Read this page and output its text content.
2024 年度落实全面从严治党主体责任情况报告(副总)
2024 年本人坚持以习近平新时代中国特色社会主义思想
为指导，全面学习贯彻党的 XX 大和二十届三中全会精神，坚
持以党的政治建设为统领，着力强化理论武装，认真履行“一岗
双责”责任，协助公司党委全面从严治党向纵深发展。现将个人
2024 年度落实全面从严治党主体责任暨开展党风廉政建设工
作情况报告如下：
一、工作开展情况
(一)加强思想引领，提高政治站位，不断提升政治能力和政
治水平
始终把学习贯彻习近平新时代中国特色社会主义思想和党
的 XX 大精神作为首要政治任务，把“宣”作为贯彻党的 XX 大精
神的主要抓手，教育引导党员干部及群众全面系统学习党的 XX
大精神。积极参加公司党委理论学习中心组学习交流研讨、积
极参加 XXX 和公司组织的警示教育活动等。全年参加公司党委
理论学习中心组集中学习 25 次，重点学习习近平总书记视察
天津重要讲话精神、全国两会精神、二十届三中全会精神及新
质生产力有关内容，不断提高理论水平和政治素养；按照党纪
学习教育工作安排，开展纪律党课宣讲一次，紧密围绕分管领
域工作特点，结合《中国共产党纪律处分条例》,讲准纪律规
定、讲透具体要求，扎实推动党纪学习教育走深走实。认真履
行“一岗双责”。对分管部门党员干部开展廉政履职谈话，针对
◇ ◇ ◇ ◇ ◇
Using the data above, repeat every line exactly.

Read this page and output its text content.
2024 年度落实全面从严治党主体责任情况报告(副总)
2024 年本人坚持以习近平新时代中国特色社会主义思想
为指导，全面学习贯彻党的 XX 大和二十届三中全会精神，坚
持以党的政治建设为统领，着力强化理论武装，认真履行“一岗
双责”责任，协助公司党委全面从严治党向纵深发展。现将个人
2024 年度落实全面从严治党主体责任暨开展党风廉政建设工
作情况报告如下：
一、工作开展情况
(一)加强思想引领，提高政治站位，不断提升政治能力和政
治水平
始终把学习贯彻习近平新时代中国特色社会主义思想和党
的 XX 大精神作为首要政治任务，把“宣”作为贯彻党的 XX 大精
神的主要抓手，教育引导党员干部及群众全面系统学习党的 XX
大精神。积极参加公司党委理论学习中心组学习交流研讨、积
极参加 XXX 和公司组织的警示教育活动等。全年参加公司党委
理论学习中心组集中学习 25 次，重点学习习近平总书记视察
天津重要讲话精神、全国两会精神、二十届三中全会精神及新
质生产力有关内容，不断提高理论水平和政治素养；按照党纪
学习教育工作安排，开展纪律党课宣讲一次，紧密围绕分管领
域工作特点，结合《中国共产党纪律处分条例》,讲准纪律规
定、讲透具体要求，扎实推动党纪学习教育走深走实。认真履
行“一岗双责”。对分管部门党员干部开展廉政履职谈话，针对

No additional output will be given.